Job -> Quote all of the data below exactly, please.

#### Input for this task

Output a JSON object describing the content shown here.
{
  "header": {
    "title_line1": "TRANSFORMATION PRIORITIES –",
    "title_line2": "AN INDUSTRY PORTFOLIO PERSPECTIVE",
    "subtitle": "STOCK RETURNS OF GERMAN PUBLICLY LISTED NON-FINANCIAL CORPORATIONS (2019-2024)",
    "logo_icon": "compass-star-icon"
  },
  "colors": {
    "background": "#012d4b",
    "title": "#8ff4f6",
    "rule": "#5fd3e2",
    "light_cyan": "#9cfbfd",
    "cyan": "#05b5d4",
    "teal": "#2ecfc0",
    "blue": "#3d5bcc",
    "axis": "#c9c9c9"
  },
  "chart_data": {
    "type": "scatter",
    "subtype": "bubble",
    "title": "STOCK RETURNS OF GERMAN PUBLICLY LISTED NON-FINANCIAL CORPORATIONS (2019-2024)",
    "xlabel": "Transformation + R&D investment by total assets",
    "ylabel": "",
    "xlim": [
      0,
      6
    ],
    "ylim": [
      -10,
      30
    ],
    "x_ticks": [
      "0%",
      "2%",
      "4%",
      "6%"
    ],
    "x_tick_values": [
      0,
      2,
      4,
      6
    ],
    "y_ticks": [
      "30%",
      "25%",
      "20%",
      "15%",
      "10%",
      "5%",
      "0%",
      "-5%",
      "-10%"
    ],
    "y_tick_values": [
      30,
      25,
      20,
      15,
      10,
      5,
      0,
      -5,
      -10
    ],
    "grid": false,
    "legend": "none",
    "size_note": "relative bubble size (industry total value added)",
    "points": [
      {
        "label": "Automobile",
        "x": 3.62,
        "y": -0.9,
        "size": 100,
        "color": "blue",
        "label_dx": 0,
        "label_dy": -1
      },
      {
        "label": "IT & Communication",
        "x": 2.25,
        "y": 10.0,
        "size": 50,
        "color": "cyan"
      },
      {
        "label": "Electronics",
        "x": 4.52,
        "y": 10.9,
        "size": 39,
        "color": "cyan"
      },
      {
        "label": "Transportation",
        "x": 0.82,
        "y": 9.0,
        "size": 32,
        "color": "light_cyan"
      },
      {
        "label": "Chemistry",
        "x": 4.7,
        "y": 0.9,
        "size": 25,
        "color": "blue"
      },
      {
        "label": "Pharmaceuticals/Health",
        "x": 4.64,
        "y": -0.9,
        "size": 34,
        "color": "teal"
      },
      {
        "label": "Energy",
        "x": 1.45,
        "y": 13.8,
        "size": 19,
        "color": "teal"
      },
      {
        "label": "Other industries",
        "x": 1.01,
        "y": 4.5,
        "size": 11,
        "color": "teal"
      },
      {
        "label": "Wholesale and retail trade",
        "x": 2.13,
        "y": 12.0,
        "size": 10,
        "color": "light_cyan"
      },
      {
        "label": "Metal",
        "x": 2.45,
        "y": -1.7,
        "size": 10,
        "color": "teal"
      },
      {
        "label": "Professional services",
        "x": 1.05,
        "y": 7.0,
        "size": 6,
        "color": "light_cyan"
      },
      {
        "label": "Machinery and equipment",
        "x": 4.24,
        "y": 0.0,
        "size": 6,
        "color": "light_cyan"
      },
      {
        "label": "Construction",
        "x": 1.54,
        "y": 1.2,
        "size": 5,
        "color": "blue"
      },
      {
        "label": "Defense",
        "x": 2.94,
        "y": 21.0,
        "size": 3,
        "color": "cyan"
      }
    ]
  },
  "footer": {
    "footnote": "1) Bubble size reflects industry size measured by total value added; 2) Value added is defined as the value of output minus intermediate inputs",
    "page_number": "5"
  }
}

########

Reply to the exercise ->
Output a JSON object describing the content shown here.
{
  "header": {
    "title_line1": "TRANSFORMATION PRIORITIES –",
    "title_line2": "AN INDUSTRY PORTFOLIO PERSPECTIVE",
    "subtitle": "STOCK RETURNS OF GERMAN PUBLICLY LISTED NON-FINANCIAL CORPORATIONS (2019-2024)",
    "logo_icon": "compass-star-icon"
  },
  "colors": {
    "background": "#012d4b",
    "title": "#8ff4f6",
    "rule": "#5fd3e2",
    "light_cyan": "#9cfbfd",
    "cyan": "#05b5d4",
    "teal": "#2ecfc0",
    "blue": "#3d5bcc",
    "axis": "#c9c9c9"
  },
  "chart_data": {
    "type": "scatter",
    "subtype": "bubble",
    "title": "STOCK RETURNS OF GERMAN PUBLICLY LISTED NON-FINANCIAL CORPORATIONS (2019-2024)",
    "xlabel": "Transformation + R&D investment by total assets",
    "ylabel": "",
    "xlim": [
      0,
      6
    ],
    "ylim": [
      -10,
      30
    ],
    "x_ticks": [
      "0%",
      "2%",
      "4%",
      "6%"
    ],
    "x_tick_values": [
      0,
      2,
      4,
      6
    ],
    "y_ticks": [
      "30%",
      "25%",
      "20%",
      "15%",
      "10%",
      "5%",
      "0%",
      "-5%",
      "-10%"
    ],
    "y_tick_values": [
      30,
      25,
      20,
      15,
      10,
      5,
      0,
      -5,
      -10
    ],
    "grid": false,
    "legend": "none",
    "size_note": "relative bubble size (industry total value added)",
    "points": [
      {
        "label": "Automobile",
        "x": 3.62,
        "y": -0.9,
        "size": 100,
        "color": "blue",
        "label_dx": 0,
        "label_dy": -1
      },
      {
        "label": "IT & Communication",
        "x": 2.25,
        "y": 10.0,
        "size": 50,
        "color": "cyan"
      },
      {
        "label": "Electronics",
        "x": 4.52,
        "y": 10.9,
        "size": 39,
        "color": "cyan"
      },
      {
        "label": "Transportation",
        "x": 0.82,
        "y": 9.0,
        "size": 32,
        "color": "light_cyan"
      },
      {
        "label": "Chemistry",
        "x": 4.7,
        "y": 0.9,
        "size": 25,
        "color": "blue"
      },
      {
        "label": "Pharmaceuticals/Health",
        "x": 4.64,
        "y": -0.9,
        "size": 34,
        "color": "teal"
      },
      {
        "label": "Energy",
        "x": 1.45,
        "y": 13.8,
        "size": 19,
        "color": "teal"
      },
      {
        "label": "Other industries",
        "x": 1.01,
        "y": 4.5,
        "size": 11,
        "color": "teal"
      },
      {
        "label": "Wholesale and retail trade",
        "x": 2.13,
        "y": 12.0,
        "size": 10,
        "color": "light_cyan"
      },
      {
        "label": "Metal",
        "x": 2.45,
        "y": -1.7,
        "size": 10,
        "color": "teal"
      },
      {
        "label": "Professional services",
        "x": 1.05,
        "y": 7.0,
        "size": 6,
        "color": "light_cyan"
      },
      {
        "label": "Machinery and equipment",
        "x": 4.24,
        "y": 0.0,
        "size": 6,
        "color": "light_cyan"
      },
      {
        "label": "Construction",
        "x": 1.54,
        "y": 1.2,
        "size": 5,
        "color": "blue"
      },
      {
        "label": "Defense",
        "x": 2.94,
        "y": 21.0,
        "size": 3,
        "color": "cyan"
      }
    ]
  },
  "footer": {
    "footnote": "1) Bubble size reflects industry size measured by total value added; 2) Value added is defined as the value of output minus intermediate inputs",
    "page_number": "5"
  }
}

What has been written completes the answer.